| Task to complete |
In the records below, find each line containing the word "name" and copy it.

╔══

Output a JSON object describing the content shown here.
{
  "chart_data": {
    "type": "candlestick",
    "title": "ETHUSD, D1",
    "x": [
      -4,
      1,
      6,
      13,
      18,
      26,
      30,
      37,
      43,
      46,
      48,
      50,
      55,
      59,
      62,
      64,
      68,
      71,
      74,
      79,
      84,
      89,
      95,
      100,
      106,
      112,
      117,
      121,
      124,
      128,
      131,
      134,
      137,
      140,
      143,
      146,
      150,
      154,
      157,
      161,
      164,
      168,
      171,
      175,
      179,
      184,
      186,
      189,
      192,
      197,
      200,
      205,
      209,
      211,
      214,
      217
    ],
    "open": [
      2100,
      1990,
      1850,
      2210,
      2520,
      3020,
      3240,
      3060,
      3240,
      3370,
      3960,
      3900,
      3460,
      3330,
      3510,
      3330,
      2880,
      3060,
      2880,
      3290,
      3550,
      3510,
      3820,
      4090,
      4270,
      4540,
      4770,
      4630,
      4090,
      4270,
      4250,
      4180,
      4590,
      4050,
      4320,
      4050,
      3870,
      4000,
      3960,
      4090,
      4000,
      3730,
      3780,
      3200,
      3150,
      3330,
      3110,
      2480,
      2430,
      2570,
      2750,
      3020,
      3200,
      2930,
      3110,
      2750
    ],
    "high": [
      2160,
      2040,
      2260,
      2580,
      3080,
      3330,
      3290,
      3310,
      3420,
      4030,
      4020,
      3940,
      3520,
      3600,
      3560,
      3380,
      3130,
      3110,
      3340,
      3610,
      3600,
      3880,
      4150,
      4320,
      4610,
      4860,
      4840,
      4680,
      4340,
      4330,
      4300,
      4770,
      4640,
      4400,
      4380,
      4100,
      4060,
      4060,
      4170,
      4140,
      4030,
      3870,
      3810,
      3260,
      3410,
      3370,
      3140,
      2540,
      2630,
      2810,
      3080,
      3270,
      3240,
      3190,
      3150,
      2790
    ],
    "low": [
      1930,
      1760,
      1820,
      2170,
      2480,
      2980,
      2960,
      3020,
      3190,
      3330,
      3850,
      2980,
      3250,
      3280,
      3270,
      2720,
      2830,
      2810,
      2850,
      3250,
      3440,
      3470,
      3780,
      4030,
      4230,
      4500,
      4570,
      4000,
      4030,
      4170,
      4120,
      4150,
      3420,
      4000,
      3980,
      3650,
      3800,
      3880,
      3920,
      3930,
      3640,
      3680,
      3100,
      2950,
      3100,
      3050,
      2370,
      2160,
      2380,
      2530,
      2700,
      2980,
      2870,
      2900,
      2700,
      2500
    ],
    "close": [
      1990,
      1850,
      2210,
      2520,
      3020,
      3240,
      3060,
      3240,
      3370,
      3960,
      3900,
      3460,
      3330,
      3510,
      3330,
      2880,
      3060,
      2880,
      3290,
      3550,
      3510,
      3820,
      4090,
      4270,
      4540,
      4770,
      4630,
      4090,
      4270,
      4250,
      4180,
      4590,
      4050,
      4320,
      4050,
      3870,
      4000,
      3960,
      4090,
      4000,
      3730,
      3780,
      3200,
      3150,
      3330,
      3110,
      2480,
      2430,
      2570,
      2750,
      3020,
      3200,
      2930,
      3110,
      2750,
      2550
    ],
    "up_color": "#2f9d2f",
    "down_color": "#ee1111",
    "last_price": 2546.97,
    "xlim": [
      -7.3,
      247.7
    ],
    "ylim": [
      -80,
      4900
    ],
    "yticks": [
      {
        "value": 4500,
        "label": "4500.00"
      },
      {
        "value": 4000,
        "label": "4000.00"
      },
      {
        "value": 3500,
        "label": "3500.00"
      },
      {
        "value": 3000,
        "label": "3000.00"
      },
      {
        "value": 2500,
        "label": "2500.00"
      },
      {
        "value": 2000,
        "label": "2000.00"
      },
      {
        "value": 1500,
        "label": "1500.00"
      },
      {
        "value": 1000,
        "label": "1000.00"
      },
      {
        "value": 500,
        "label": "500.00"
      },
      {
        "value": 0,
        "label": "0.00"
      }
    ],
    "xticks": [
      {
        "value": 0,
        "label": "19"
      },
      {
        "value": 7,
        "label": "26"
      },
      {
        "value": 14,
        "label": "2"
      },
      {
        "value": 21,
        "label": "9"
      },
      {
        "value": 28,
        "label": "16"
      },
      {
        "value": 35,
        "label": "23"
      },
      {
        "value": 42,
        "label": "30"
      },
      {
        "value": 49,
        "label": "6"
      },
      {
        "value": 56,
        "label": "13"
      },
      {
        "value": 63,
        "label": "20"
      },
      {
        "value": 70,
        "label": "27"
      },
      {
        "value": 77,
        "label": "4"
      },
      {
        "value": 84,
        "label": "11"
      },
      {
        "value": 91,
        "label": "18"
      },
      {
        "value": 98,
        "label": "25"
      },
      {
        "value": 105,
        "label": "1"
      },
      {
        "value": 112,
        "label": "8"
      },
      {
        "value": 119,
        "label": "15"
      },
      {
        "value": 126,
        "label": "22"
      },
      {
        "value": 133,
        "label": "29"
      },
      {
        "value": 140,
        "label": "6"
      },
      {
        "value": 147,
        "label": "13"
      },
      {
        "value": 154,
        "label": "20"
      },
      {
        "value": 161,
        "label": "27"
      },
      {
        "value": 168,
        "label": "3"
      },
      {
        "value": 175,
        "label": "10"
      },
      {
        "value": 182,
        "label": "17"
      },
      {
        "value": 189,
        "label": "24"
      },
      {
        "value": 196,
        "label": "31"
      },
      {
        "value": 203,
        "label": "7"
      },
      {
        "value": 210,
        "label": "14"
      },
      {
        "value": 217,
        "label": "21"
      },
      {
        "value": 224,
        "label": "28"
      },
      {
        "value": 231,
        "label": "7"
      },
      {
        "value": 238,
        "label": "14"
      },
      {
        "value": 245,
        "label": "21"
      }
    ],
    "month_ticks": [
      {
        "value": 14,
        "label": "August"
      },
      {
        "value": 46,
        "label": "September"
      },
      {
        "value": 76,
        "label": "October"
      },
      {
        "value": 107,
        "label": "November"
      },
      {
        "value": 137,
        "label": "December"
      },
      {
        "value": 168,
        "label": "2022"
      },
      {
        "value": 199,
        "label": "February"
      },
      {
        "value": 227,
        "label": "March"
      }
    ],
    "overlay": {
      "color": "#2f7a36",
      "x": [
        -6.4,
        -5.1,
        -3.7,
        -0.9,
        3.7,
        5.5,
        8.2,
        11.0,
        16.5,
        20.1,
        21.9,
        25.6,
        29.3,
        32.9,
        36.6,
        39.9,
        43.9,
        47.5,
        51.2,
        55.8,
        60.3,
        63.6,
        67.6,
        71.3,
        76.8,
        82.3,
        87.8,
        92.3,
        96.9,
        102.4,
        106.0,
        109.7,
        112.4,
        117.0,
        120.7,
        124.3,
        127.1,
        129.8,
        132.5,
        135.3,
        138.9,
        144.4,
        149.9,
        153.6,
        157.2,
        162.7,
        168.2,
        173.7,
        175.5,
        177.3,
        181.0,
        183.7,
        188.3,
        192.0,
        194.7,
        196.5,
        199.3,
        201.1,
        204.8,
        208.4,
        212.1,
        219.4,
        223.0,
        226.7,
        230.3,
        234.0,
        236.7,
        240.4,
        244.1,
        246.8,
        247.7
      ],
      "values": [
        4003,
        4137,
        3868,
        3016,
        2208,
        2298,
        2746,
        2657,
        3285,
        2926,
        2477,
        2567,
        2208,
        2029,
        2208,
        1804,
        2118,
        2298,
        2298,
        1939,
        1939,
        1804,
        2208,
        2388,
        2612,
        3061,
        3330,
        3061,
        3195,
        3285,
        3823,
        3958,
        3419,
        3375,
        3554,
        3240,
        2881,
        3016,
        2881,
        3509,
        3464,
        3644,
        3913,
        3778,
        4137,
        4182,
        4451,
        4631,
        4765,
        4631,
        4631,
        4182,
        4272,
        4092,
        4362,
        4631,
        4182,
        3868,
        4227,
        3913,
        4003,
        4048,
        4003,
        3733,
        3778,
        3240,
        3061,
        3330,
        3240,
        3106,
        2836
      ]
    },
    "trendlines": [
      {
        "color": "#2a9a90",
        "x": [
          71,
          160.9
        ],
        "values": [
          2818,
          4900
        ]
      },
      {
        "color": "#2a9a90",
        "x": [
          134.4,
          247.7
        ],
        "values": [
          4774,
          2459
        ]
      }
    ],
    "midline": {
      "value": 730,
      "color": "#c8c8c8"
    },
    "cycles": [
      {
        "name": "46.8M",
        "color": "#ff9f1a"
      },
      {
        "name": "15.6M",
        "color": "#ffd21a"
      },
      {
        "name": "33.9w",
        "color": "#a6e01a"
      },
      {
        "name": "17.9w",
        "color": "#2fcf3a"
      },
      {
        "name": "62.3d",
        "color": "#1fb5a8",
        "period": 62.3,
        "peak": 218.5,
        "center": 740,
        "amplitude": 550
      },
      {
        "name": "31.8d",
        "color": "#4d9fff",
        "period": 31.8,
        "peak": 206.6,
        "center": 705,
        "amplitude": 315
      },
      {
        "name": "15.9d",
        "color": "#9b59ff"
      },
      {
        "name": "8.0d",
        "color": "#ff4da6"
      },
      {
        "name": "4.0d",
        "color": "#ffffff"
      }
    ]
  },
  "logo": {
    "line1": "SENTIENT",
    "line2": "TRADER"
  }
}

╚══

| Response for this exercise |
        "name": "46.8M",
        "name": "15.6M",
        "name": "33.9w",
        "name": "17.9w",
        "name": "62.3d",
        "name": "31.8d",
        "name": "15.9d",
        "name": "8.0d",
        "name": "4.0d",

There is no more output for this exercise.